### To do:
Identify all lines in the data containing the string "table". Copy them out.

### Dataset content:
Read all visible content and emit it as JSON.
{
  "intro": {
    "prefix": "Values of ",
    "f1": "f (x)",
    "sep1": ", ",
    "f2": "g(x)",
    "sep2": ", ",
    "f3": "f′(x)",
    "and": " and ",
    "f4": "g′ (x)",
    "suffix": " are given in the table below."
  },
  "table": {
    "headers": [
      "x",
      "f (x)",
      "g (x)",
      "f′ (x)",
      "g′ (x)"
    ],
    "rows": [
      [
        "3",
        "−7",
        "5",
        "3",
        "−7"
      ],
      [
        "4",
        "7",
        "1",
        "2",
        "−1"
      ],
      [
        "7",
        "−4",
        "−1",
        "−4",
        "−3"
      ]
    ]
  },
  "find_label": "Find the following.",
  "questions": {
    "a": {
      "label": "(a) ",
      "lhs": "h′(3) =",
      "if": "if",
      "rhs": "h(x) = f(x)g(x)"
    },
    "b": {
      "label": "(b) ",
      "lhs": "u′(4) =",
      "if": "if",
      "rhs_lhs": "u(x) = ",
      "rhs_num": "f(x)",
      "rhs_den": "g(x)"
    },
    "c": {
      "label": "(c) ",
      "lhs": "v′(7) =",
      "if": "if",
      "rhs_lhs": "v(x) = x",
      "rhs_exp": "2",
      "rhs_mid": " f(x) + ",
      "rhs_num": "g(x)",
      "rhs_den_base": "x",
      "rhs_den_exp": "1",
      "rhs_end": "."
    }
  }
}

### Exercise response:
    "suffix": " are given in the table below."
  "table": {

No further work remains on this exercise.